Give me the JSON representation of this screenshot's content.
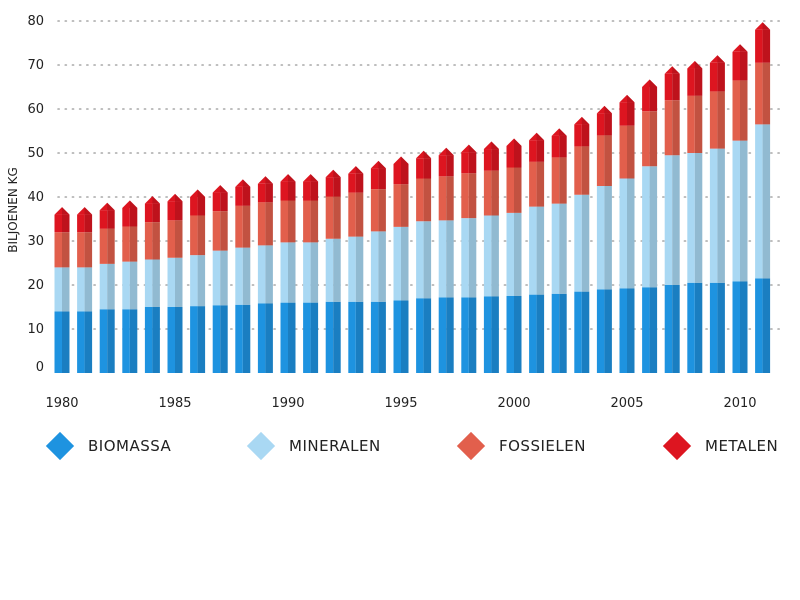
{
  "chart_data": {
    "type": "bar",
    "stacked": true,
    "ylabel": "BILJOENEN KG",
    "ylim": [
      0,
      80
    ],
    "yticks": [
      0,
      10,
      20,
      30,
      40,
      50,
      60,
      70,
      80
    ],
    "xtick_labels": [
      "1980",
      "1985",
      "1990",
      "1995",
      "2000",
      "2005",
      "2010"
    ],
    "grid": true,
    "legend_position": "bottom",
    "categories": [
      1980,
      1981,
      1982,
      1983,
      1984,
      1985,
      1986,
      1987,
      1988,
      1989,
      1990,
      1991,
      1992,
      1993,
      1994,
      1995,
      1996,
      1997,
      1998,
      1999,
      2000,
      2001,
      2002,
      2003,
      2004,
      2005,
      2006,
      2007,
      2008,
      2009,
      2010,
      2011
    ],
    "series": [
      {
        "name": "BIOMASSA",
        "color": "#1e93e0",
        "values": [
          14,
          14,
          14.5,
          14.5,
          15,
          15,
          15.2,
          15.4,
          15.5,
          15.8,
          16,
          16,
          16.2,
          16.2,
          16.2,
          16.5,
          17,
          17.2,
          17.2,
          17.4,
          17.5,
          17.8,
          18,
          18.5,
          19,
          19.2,
          19.5,
          20,
          20.5,
          20.5,
          20.8,
          21.5
        ]
      },
      {
        "name": "MINERALEN",
        "color": "#a9d8f3",
        "values": [
          10,
          10,
          10.3,
          10.8,
          10.8,
          11.2,
          11.6,
          12.4,
          13,
          13.2,
          13.7,
          13.7,
          14.3,
          14.8,
          16,
          16.7,
          17.5,
          17.5,
          18,
          18.4,
          18.9,
          20,
          20.5,
          22,
          23.5,
          25,
          27.5,
          29.5,
          29.5,
          30.5,
          32,
          35
        ]
      },
      {
        "name": "FOSSIELEN",
        "color": "#e25f4c",
        "values": [
          8,
          8,
          8,
          8,
          8.5,
          8.5,
          9,
          9,
          9.5,
          9.8,
          9.5,
          9.5,
          9.6,
          10,
          9.6,
          9.7,
          9.7,
          10,
          10.2,
          10.2,
          10.3,
          10.2,
          10.5,
          11,
          11.5,
          12,
          12.5,
          12.5,
          13,
          13,
          13.7,
          14
        ]
      },
      {
        "name": "METALEN",
        "color": "#dd1520",
        "values": [
          4,
          4,
          4.2,
          4.2,
          4.2,
          4.3,
          4.2,
          4.2,
          4.3,
          4.2,
          4.3,
          4.3,
          4.4,
          4.3,
          4.7,
          4.6,
          4.6,
          4.8,
          4.8,
          4.9,
          4.9,
          4.9,
          4.9,
          5,
          5,
          5.3,
          5.5,
          6,
          6.2,
          6.5,
          6.5,
          7.5
        ]
      }
    ]
  },
  "legend": [
    {
      "label": "BIOMASSA",
      "color": "#1e93e0",
      "icon": "diamond-icon"
    },
    {
      "label": "MINERALEN",
      "color": "#a9d8f3",
      "icon": "diamond-icon"
    },
    {
      "label": "FOSSIELEN",
      "color": "#e25f4c",
      "icon": "diamond-icon"
    },
    {
      "label": "METALEN",
      "color": "#dd1520",
      "icon": "diamond-icon"
    }
  ]
}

What is asked
Reproduce the records, all of them, word for word; omit the pictures.

Right answer
Give me the JSON representation of this screenshot's content.
{
  "chart_data": {
    "type": "bar",
    "stacked": true,
    "ylabel": "BILJOENEN KG",
    "ylim": [
      0,
      80
    ],
    "yticks": [
      0,
      10,
      20,
      30,
      40,
      50,
      60,
      70,
      80
    ],
    "xtick_labels": [
      "1980",
      "1985",
      "1990",
      "1995",
      "2000",
      "2005",
      "2010"
    ],
    "grid": true,
    "legend_position": "bottom",
    "categories": [
      1980,
      1981,
      1982,
      1983,
      1984,
      1985,
      1986,
      1987,
      1988,
      1989,
      1990,
      1991,
      1992,
      1993,
      1994,
      1995,
      1996,
      1997,
      1998,
      1999,
      2000,
      2001,
      2002,
      2003,
      2004,
      2005,
      2006,
      2007,
      2008,
      2009,
      2010,
      2011
    ],
    "series": [
      {
        "name": "BIOMASSA",
        "color": "#1e93e0",
        "values": [
          14,
          14,
          14.5,
          14.5,
          15,
          15,
          15.2,
          15.4,
          15.5,
          15.8,
          16,
          16,
          16.2,
          16.2,
          16.2,
          16.5,
          17,
          17.2,
          17.2,
          17.4,
          17.5,
          17.8,
          18,
          18.5,
          19,
          19.2,
          19.5,
          20,
          20.5,
          20.5,
          20.8,
          21.5
        ]
      },
      {
        "name": "MINERALEN",
        "color": "#a9d8f3",
        "values": [
          10,
          10,
          10.3,
          10.8,
          10.8,
          11.2,
          11.6,
          12.4,
          13,
          13.2,
          13.7,
          13.7,
          14.3,
          14.8,
          16,
          16.7,
          17.5,
          17.5,
          18,
          18.4,
          18.9,
          20,
          20.5,
          22,
          23.5,
          25,
          27.5,
          29.5,
          29.5,
          30.5,
          32,
          35
        ]
      },
      {
        "name": "FOSSIELEN",
        "color": "#e25f4c",
        "values": [
          8,
          8,
          8,
          8,
          8.5,
          8.5,
          9,
          9,
          9.5,
          9.8,
          9.5,
          9.5,
          9.6,
          10,
          9.6,
          9.7,
          9.7,
          10,
          10.2,
          10.2,
          10.3,
          10.2,
          10.5,
          11,
          11.5,
          12,
          12.5,
          12.5,
          13,
          13,
          13.7,
          14
        ]
      },
      {
        "name": "METALEN",
        "color": "#dd1520",
        "values": [
          4,
          4,
          4.2,
          4.2,
          4.2,
          4.3,
          4.2,
          4.2,
          4.3,
          4.2,
          4.3,
          4.3,
          4.4,
          4.3,
          4.7,
          4.6,
          4.6,
          4.8,
          4.8,
          4.9,
          4.9,
          4.9,
          4.9,
          5,
          5,
          5.3,
          5.5,
          6,
          6.2,
          6.5,
          6.5,
          7.5
        ]
      }
    ]
  },
  "legend": [
    {
      "label": "BIOMASSA",
      "color": "#1e93e0",
      "icon": "diamond-icon"
    },
    {
      "label": "MINERALEN",
      "color": "#a9d8f3",
      "icon": "diamond-icon"
    },
    {
      "label": "FOSSIELEN",
      "color": "#e25f4c",
      "icon": "diamond-icon"
    },
    {
      "label": "METALEN",
      "color": "#dd1520",
      "icon": "diamond-icon"
    }
  ]
}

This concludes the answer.